RECORDS TO PROCESS:

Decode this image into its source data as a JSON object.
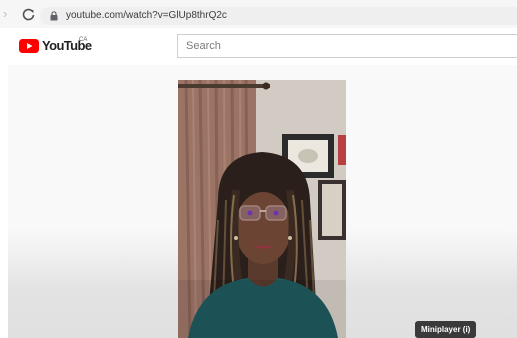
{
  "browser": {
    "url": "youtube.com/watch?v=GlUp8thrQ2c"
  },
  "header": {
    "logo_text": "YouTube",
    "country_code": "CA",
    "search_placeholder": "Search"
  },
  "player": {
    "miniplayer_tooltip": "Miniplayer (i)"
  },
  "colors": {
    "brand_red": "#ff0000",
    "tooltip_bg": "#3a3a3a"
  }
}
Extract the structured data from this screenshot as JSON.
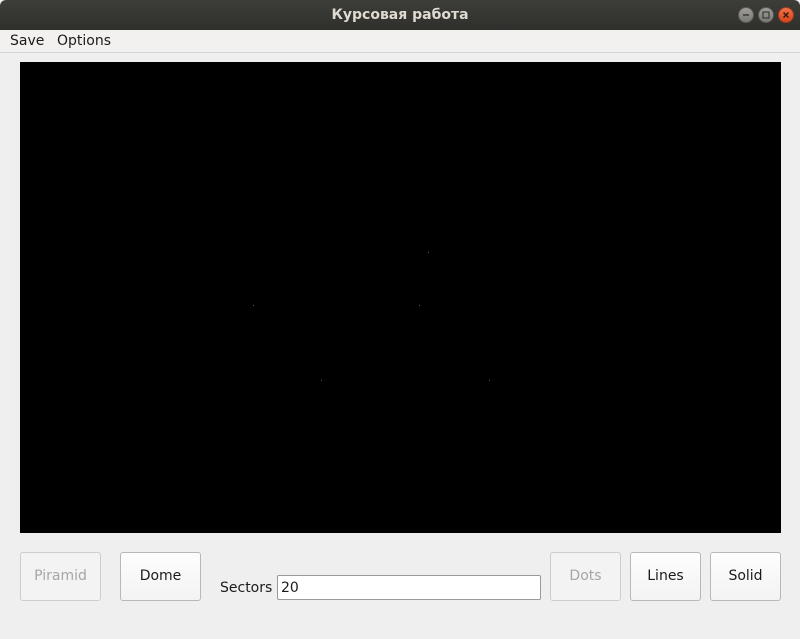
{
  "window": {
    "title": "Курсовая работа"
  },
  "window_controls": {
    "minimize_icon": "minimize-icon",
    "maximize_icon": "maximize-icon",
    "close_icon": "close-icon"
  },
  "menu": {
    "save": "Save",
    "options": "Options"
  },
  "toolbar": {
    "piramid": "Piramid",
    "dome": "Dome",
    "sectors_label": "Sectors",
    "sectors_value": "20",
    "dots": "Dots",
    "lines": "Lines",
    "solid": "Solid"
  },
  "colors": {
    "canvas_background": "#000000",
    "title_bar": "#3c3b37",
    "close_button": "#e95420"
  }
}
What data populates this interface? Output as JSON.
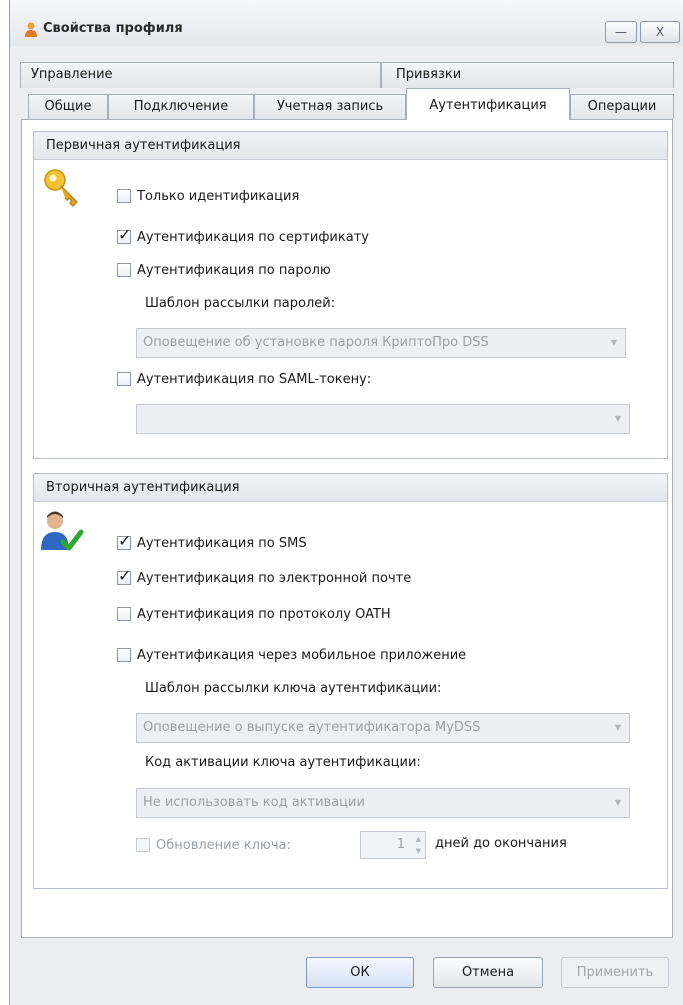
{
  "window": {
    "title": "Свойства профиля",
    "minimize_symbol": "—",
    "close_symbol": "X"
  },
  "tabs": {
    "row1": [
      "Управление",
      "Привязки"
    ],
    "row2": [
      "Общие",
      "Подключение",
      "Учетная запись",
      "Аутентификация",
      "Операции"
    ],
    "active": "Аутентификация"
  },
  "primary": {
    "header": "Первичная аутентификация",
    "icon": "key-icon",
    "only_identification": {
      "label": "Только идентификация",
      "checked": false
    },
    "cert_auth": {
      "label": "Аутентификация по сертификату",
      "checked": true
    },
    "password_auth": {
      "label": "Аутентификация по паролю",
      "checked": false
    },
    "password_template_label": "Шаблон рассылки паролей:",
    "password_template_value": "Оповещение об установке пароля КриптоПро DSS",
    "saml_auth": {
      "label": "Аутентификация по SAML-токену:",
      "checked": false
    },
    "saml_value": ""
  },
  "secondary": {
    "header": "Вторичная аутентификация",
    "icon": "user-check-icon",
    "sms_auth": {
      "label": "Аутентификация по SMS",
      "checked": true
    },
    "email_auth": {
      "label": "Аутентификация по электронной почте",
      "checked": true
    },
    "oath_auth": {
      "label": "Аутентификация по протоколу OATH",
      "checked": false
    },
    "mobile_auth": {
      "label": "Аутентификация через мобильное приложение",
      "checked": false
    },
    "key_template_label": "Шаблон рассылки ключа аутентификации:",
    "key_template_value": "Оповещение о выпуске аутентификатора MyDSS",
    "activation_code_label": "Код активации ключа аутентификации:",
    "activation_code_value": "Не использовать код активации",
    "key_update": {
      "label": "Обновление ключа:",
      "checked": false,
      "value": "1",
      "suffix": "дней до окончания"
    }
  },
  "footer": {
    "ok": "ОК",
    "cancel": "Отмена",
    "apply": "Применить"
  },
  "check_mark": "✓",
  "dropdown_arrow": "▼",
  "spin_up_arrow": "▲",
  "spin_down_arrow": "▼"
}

--

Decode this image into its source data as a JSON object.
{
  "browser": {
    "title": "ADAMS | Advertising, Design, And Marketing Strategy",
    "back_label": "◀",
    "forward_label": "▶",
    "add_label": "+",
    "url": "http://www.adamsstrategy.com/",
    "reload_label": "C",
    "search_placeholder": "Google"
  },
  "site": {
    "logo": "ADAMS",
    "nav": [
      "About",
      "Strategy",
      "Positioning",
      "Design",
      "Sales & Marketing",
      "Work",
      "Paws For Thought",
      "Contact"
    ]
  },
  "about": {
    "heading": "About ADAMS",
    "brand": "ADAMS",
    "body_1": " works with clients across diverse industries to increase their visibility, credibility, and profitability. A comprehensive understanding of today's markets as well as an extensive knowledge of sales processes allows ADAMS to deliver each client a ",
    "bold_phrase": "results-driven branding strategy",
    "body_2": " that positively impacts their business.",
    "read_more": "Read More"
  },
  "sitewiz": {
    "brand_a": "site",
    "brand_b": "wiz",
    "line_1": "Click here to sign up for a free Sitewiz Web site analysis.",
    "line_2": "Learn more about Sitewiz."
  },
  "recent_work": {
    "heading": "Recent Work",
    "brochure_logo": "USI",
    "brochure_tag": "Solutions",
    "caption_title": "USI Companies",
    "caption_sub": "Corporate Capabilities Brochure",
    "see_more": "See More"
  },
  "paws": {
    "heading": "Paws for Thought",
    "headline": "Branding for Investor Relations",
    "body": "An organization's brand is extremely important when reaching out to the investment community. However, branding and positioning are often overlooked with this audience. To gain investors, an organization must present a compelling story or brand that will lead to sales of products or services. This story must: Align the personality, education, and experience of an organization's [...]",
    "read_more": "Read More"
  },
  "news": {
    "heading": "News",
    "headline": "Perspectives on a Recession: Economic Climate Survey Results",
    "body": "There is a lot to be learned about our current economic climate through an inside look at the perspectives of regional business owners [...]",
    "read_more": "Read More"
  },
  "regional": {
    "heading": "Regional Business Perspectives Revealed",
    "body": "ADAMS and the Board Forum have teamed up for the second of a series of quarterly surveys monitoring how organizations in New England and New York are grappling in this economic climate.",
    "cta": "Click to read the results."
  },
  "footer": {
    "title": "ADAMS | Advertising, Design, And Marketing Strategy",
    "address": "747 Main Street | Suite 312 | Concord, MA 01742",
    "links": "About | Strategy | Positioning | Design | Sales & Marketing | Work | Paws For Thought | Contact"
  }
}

WRITTEN PROBLEM: Pick out every line of the listing containing the word "Click", and show those lines.

FULL ANSWER:
    "line_1": "Click here to sign up for a free Sitewiz Web site analysis.",
    "cta": "Click to read the results."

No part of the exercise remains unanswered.